(Task input):
######
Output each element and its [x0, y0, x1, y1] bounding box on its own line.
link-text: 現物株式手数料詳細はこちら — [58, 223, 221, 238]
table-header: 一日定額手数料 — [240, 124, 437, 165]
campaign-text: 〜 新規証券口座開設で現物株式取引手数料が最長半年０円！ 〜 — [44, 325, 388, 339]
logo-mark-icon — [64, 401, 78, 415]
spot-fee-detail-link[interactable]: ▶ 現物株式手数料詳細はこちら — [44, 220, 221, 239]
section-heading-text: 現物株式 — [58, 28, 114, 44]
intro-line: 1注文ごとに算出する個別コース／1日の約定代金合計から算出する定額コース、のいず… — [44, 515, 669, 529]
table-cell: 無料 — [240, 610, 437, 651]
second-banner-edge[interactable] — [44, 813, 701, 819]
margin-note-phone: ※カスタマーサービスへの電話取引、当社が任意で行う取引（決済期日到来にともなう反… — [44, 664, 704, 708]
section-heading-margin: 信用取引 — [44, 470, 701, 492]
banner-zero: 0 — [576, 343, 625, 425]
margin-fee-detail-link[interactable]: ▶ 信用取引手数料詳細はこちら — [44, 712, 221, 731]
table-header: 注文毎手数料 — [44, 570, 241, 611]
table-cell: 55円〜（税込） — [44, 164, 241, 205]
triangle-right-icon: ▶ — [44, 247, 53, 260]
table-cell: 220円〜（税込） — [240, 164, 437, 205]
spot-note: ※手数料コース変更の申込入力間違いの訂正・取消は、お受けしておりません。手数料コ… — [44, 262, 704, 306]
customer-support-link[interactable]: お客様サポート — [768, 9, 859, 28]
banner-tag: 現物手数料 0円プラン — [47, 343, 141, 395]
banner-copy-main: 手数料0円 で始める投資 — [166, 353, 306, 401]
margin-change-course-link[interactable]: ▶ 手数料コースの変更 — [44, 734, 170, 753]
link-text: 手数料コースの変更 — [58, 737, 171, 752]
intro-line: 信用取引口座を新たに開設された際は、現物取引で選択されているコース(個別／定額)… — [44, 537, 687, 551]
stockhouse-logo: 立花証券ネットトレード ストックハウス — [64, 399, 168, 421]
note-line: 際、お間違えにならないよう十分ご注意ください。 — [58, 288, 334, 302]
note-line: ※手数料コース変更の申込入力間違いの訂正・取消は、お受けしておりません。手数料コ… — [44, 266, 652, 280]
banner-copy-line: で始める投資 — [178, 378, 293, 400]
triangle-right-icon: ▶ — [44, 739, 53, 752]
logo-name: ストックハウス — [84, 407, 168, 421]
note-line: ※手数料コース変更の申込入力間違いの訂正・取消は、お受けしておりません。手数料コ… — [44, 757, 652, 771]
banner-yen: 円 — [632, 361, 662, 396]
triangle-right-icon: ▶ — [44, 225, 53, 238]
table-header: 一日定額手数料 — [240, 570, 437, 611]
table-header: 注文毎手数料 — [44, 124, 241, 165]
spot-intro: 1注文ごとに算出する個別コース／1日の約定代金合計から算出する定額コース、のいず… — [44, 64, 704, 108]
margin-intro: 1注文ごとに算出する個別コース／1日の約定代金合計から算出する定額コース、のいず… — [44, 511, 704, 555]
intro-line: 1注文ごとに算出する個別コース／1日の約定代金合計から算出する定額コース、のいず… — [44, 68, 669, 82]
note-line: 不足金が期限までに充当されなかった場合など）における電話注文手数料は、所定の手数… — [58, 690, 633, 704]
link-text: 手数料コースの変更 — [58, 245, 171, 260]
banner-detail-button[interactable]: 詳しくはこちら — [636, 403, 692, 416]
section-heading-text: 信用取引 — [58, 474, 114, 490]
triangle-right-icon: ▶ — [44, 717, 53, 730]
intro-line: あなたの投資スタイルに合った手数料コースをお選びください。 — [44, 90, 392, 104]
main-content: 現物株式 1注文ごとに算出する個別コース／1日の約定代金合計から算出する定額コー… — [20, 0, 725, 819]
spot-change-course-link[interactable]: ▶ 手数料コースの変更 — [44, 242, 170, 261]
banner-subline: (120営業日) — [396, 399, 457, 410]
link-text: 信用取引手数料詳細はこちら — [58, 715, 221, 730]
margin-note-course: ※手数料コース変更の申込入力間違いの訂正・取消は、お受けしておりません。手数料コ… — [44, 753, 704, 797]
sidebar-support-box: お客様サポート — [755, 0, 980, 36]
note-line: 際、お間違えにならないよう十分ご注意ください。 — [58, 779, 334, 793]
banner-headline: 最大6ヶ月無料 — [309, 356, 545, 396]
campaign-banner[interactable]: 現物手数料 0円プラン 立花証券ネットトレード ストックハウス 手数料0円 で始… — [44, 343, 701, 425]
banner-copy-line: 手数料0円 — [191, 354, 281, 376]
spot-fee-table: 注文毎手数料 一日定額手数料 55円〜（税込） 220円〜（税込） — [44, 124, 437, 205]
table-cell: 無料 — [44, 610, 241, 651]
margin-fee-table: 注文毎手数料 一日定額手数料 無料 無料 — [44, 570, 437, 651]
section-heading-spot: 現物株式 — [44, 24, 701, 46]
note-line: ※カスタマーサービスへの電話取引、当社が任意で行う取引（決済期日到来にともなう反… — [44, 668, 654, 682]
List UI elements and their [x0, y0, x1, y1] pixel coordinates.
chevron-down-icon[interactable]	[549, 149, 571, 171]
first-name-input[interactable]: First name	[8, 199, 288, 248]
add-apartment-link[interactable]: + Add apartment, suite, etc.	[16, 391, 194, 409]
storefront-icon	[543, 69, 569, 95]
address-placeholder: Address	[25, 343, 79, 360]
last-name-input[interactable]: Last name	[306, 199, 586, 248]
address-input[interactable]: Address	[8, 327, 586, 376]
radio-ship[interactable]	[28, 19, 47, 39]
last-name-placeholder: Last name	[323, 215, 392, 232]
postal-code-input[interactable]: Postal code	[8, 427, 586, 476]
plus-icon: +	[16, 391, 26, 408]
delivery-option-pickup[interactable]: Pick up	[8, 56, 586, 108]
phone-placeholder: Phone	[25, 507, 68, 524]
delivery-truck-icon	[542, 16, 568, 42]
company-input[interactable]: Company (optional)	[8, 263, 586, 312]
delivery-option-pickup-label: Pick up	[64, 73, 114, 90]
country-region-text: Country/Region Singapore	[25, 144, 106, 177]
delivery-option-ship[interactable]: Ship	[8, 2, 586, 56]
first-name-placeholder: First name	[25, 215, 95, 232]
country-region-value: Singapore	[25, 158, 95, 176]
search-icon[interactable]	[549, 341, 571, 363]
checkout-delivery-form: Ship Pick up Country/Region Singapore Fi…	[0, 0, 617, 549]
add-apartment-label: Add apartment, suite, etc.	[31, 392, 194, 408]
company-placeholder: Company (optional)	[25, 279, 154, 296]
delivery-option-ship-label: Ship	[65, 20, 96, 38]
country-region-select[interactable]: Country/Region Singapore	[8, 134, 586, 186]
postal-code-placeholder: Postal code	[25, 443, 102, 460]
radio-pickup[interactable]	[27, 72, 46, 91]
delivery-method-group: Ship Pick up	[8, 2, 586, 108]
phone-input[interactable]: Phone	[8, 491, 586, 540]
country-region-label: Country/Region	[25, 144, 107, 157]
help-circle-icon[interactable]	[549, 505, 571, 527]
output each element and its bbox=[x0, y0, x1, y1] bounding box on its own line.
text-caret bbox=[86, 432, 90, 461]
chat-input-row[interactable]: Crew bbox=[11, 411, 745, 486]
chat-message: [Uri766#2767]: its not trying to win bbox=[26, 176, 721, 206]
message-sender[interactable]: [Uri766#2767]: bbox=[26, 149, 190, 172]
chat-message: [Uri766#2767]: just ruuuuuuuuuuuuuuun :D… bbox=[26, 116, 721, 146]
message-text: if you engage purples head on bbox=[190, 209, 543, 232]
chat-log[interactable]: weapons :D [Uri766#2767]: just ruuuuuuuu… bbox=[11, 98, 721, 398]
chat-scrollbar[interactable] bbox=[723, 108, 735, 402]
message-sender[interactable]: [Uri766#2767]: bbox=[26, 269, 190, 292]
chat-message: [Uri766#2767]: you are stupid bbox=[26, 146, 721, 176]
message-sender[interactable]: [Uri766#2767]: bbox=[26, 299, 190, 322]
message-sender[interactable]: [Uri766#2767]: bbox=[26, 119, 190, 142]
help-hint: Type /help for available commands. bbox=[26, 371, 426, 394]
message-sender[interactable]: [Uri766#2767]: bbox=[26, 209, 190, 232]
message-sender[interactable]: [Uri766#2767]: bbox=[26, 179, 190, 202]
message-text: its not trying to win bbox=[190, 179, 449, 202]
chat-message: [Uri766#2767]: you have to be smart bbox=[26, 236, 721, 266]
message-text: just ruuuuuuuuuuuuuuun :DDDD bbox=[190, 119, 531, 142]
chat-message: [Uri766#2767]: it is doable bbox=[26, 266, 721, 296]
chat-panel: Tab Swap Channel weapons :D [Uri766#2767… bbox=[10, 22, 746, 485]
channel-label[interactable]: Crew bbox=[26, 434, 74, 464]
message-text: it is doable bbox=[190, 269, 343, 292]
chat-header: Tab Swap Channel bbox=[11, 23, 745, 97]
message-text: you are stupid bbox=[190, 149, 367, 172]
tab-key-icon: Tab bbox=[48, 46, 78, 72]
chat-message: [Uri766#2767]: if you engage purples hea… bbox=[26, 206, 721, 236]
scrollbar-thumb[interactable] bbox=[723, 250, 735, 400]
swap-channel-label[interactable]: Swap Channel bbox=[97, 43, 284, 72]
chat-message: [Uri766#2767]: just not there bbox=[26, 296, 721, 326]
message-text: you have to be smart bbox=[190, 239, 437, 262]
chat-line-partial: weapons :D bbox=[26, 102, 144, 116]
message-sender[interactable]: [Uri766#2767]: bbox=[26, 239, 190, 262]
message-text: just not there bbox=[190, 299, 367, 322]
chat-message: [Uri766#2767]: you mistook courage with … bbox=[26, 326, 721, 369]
######
(Exercise):
Transcribe the data from its first line through the line that contains "intro-line: 信用取引口座を新たに開設された際は、現物取引で選択されているコース(個別／定額)… —", both ends included, reproducing each line without any change.

(Exercise result):
Output each element and its [x0, y0, x1, y1] bounding box on its own line.
link-text: 現物株式手数料詳細はこちら — [58, 223, 221, 238]
table-header: 一日定額手数料 — [240, 124, 437, 165]
campaign-text: 〜 新規証券口座開設で現物株式取引手数料が最長半年０円！ 〜 — [44, 325, 388, 339]
logo-mark-icon — [64, 401, 78, 415]
spot-fee-detail-link[interactable]: ▶ 現物株式手数料詳細はこちら — [44, 220, 221, 239]
section-heading-text: 現物株式 — [58, 28, 114, 44]
intro-line: 1注文ごとに算出する個別コース／1日の約定代金合計から算出する定額コース、のいず… — [44, 515, 669, 529]
table-cell: 無料 — [240, 610, 437, 651]
second-banner-edge[interactable] — [44, 813, 701, 819]
margin-note-phone: ※カスタマーサービスへの電話取引、当社が任意で行う取引（決済期日到来にともなう反… — [44, 664, 704, 708]
section-heading-margin: 信用取引 — [44, 470, 701, 492]
banner-zero: 0 — [576, 343, 625, 425]
margin-fee-detail-link[interactable]: ▶ 信用取引手数料詳細はこちら — [44, 712, 221, 731]
table-header: 注文毎手数料 — [44, 570, 241, 611]
table-cell: 55円〜（税込） — [44, 164, 241, 205]
triangle-right-icon: ▶ — [44, 247, 53, 260]
table-cell: 220円〜（税込） — [240, 164, 437, 205]
spot-note: ※手数料コース変更の申込入力間違いの訂正・取消は、お受けしておりません。手数料コ… — [44, 262, 704, 306]
customer-support-link[interactable]: お客様サポート — [768, 9, 859, 28]
banner-tag: 現物手数料 0円プラン — [47, 343, 141, 395]
banner-copy-main: 手数料0円 で始める投資 — [166, 353, 306, 401]
margin-change-course-link[interactable]: ▶ 手数料コースの変更 — [44, 734, 170, 753]
link-text: 手数料コースの変更 — [58, 737, 171, 752]
intro-line: 信用取引口座を新たに開設された際は、現物取引で選択されているコース(個別／定額)… — [44, 537, 687, 551]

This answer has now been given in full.